## Task instructions
Write out the entries again exactly as they are given.

## Stored records

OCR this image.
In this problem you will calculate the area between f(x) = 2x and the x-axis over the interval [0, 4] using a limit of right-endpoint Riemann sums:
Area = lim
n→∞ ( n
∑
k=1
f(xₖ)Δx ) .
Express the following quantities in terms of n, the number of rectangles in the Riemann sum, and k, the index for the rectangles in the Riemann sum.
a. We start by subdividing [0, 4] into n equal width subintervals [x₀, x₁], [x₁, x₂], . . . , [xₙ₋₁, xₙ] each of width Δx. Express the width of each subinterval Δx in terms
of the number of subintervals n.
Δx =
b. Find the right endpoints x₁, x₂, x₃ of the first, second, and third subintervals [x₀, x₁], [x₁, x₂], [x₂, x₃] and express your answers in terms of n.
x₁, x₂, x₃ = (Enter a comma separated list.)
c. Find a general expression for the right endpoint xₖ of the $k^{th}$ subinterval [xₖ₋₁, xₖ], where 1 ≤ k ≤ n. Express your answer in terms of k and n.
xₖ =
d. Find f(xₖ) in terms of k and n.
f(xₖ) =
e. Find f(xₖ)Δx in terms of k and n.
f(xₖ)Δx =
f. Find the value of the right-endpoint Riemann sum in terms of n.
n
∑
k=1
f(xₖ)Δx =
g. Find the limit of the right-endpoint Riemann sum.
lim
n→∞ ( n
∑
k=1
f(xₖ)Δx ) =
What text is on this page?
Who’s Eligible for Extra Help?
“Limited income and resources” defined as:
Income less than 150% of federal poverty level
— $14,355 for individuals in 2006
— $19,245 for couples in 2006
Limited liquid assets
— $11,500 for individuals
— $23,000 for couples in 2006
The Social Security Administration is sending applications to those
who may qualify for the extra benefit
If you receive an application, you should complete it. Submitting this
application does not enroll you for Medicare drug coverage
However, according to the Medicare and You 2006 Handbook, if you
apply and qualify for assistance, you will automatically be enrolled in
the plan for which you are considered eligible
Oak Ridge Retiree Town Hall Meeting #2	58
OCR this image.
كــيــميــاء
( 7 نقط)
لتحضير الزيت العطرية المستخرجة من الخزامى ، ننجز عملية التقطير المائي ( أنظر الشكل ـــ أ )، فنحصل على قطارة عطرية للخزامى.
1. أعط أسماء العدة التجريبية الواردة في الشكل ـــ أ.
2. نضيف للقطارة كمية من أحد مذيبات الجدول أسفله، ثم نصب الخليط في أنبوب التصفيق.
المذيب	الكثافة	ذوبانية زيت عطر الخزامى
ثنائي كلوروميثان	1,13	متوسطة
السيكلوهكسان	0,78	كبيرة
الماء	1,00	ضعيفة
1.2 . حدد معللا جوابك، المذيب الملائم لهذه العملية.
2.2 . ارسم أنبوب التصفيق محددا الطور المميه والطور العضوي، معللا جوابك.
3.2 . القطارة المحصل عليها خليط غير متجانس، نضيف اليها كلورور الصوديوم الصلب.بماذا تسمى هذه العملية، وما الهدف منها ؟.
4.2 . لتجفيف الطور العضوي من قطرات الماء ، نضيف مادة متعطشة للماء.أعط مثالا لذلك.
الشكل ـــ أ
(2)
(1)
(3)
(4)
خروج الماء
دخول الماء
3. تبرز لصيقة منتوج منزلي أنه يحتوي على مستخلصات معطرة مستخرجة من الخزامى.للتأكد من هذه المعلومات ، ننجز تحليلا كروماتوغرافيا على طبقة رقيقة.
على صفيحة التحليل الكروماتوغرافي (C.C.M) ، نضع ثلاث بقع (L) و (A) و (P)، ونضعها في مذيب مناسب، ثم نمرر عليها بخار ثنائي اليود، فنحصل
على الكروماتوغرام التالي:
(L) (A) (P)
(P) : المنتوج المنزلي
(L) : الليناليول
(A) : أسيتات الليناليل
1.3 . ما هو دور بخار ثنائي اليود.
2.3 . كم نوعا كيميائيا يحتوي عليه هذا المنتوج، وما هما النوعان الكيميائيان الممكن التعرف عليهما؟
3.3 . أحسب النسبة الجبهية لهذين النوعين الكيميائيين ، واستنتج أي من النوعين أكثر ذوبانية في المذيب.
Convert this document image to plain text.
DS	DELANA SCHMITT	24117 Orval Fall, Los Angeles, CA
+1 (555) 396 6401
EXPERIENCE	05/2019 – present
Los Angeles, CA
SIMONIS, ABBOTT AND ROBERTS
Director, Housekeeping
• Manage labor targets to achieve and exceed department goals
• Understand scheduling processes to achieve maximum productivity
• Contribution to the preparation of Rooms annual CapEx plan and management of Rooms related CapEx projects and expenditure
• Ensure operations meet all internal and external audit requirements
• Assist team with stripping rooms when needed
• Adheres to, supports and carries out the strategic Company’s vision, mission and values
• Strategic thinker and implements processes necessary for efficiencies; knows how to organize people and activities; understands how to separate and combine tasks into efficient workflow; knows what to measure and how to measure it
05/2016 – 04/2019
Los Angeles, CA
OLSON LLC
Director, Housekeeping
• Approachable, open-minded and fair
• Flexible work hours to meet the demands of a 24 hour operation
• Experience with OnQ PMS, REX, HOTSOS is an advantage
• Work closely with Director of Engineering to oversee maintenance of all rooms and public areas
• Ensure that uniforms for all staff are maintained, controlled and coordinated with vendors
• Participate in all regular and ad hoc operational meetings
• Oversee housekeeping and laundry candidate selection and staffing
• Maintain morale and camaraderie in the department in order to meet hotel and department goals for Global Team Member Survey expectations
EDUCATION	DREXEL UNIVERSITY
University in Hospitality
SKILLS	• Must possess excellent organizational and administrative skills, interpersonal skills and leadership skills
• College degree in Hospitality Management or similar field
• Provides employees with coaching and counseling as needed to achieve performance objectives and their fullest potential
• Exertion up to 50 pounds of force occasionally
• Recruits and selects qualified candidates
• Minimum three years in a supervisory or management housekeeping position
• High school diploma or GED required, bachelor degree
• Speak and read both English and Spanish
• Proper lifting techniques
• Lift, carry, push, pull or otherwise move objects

## Worked solution
OCR this image.
In this problem you will calculate the area between f(x) = 2x and the x-axis over the interval [0, 4] using a limit of right-endpoint Riemann sums:
Area = lim
n→∞ ( n
∑
k=1
f(xₖ)Δx ) .
Express the following quantities in terms of n, the number of rectangles in the Riemann sum, and k, the index for the rectangles in the Riemann sum.
a. We start by subdividing [0, 4] into n equal width subintervals [x₀, x₁], [x₁, x₂], . . . , [xₙ₋₁, xₙ] each of width Δx. Express the width of each subinterval Δx in terms
of the number of subintervals n.
Δx =
b. Find the right endpoints x₁, x₂, x₃ of the first, second, and third subintervals [x₀, x₁], [x₁, x₂], [x₂, x₃] and express your answers in terms of n.
x₁, x₂, x₃ = (Enter a comma separated list.)
c. Find a general expression for the right endpoint xₖ of the $k^{th}$ subinterval [xₖ₋₁, xₖ], where 1 ≤ k ≤ n. Express your answer in terms of k and n.
xₖ =
d. Find f(xₖ) in terms of k and n.
f(xₖ) =
e. Find f(xₖ)Δx in terms of k and n.
f(xₖ)Δx =
f. Find the value of the right-endpoint Riemann sum in terms of n.
n
∑
k=1
f(xₖ)Δx =
g. Find the limit of the right-endpoint Riemann sum.
lim
n→∞ ( n
∑
k=1
f(xₖ)Δx ) =
What text is on this page?
Who’s Eligible for Extra Help?
“Limited income and resources” defined as:
Income less than 150% of federal poverty level
— $14,355 for individuals in 2006
— $19,245 for couples in 2006
Limited liquid assets
— $11,500 for individuals
— $23,000 for couples in 2006
The Social Security Administration is sending applications to those
who may qualify for the extra benefit
If you receive an application, you should complete it. Submitting this
application does not enroll you for Medicare drug coverage
However, according to the Medicare and You 2006 Handbook, if you
apply and qualify for assistance, you will automatically be enrolled in
the plan for which you are considered eligible
Oak Ridge Retiree Town Hall Meeting #2	58
OCR this image.
كــيــميــاء
( 7 نقط)
لتحضير الزيت العطرية المستخرجة من الخزامى ، ننجز عملية التقطير المائي ( أنظر الشكل ـــ أ )، فنحصل على قطارة عطرية للخزامى.
1. أعط أسماء العدة التجريبية الواردة في الشكل ـــ أ.
2. نضيف للقطارة كمية من أحد مذيبات الجدول أسفله، ثم نصب الخليط في أنبوب التصفيق.
المذيب	الكثافة	ذوبانية زيت عطر الخزامى
ثنائي كلوروميثان	1,13	متوسطة
السيكلوهكسان	0,78	كبيرة
الماء	1,00	ضعيفة
1.2 . حدد معللا جوابك، المذيب الملائم لهذه العملية.
2.2 . ارسم أنبوب التصفيق محددا الطور المميه والطور العضوي، معللا جوابك.
3.2 . القطارة المحصل عليها خليط غير متجانس، نضيف اليها كلورور الصوديوم الصلب.بماذا تسمى هذه العملية، وما الهدف منها ؟.
4.2 . لتجفيف الطور العضوي من قطرات الماء ، نضيف مادة متعطشة للماء.أعط مثالا لذلك.
الشكل ـــ أ
(2)
(1)
(3)
(4)
خروج الماء
دخول الماء
3. تبرز لصيقة منتوج منزلي أنه يحتوي على مستخلصات معطرة مستخرجة من الخزامى.للتأكد من هذه المعلومات ، ننجز تحليلا كروماتوغرافيا على طبقة رقيقة.
على صفيحة التحليل الكروماتوغرافي (C.C.M) ، نضع ثلاث بقع (L) و (A) و (P)، ونضعها في مذيب مناسب، ثم نمرر عليها بخار ثنائي اليود، فنحصل
على الكروماتوغرام التالي:
(L) (A) (P)
(P) : المنتوج المنزلي
(L) : الليناليول
(A) : أسيتات الليناليل
1.3 . ما هو دور بخار ثنائي اليود.
2.3 . كم نوعا كيميائيا يحتوي عليه هذا المنتوج، وما هما النوعان الكيميائيان الممكن التعرف عليهما؟
3.3 . أحسب النسبة الجبهية لهذين النوعين الكيميائيين ، واستنتج أي من النوعين أكثر ذوبانية في المذيب.
Convert this document image to plain text.
DS	DELANA SCHMITT	24117 Orval Fall, Los Angeles, CA
+1 (555) 396 6401
EXPERIENCE	05/2019 – present
Los Angeles, CA
SIMONIS, ABBOTT AND ROBERTS
Director, Housekeeping
• Manage labor targets to achieve and exceed department goals
• Understand scheduling processes to achieve maximum productivity
• Contribution to the preparation of Rooms annual CapEx plan and management of Rooms related CapEx projects and expenditure
• Ensure operations meet all internal and external audit requirements
• Assist team with stripping rooms when needed
• Adheres to, supports and carries out the strategic Company’s vision, mission and values
• Strategic thinker and implements processes necessary for efficiencies; knows how to organize people and activities; understands how to separate and combine tasks into efficient workflow; knows what to measure and how to measure it
05/2016 – 04/2019
Los Angeles, CA
OLSON LLC
Director, Housekeeping
• Approachable, open-minded and fair
• Flexible work hours to meet the demands of a 24 hour operation
• Experience with OnQ PMS, REX, HOTSOS is an advantage
• Work closely with Director of Engineering to oversee maintenance of all rooms and public areas
• Ensure that uniforms for all staff are maintained, controlled and coordinated with vendors
• Participate in all regular and ad hoc operational meetings
• Oversee housekeeping and laundry candidate selection and staffing
• Maintain morale and camaraderie in the department in order to meet hotel and department goals for Global Team Member Survey expectations
EDUCATION	DREXEL UNIVERSITY
University in Hospitality
SKILLS	• Must possess excellent organizational and administrative skills, interpersonal skills and leadership skills
• College degree in Hospitality Management or similar field
• Provides employees with coaching and counseling as needed to achieve performance objectives and their fullest potential
• Exertion up to 50 pounds of force occasionally
• Recruits and selects qualified candidates
• Minimum three years in a supervisory or management housekeeping position
• High school diploma or GED required, bachelor degree
• Speak and read both English and Spanish
• Proper lifting techniques
• Lift, carry, push, pull or otherwise move objects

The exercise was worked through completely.